Go through the lines below and copy each one that holds the string "инженером".

— Start of SUPPLIED DATA —

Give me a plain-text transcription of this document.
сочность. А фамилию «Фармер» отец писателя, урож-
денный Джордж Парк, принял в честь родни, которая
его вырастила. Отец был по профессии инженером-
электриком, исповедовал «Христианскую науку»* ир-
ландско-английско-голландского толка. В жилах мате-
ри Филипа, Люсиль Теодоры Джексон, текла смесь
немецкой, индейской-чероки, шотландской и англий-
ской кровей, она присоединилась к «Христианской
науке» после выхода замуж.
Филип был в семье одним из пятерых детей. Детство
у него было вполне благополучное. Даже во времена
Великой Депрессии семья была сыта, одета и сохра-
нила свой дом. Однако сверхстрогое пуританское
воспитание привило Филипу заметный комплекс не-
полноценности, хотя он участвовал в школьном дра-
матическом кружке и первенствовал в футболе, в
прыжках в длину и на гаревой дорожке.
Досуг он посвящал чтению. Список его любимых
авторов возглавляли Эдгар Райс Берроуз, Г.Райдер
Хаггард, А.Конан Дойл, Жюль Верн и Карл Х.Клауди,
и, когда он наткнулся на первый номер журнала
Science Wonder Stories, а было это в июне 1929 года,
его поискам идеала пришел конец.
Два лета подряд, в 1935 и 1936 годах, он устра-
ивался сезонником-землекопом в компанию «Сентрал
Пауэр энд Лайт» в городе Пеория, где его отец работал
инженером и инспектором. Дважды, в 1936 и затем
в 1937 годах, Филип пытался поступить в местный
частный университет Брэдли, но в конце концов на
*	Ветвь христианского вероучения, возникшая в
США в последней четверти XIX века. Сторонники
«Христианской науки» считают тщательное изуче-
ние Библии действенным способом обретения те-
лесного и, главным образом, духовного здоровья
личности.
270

— End of SUPPLIED DATA —

# COMPLETED EXERCISE
его вырастила. Отец был по профессии инженером-
инженером и инспектором. Дважды, в 1936 и затем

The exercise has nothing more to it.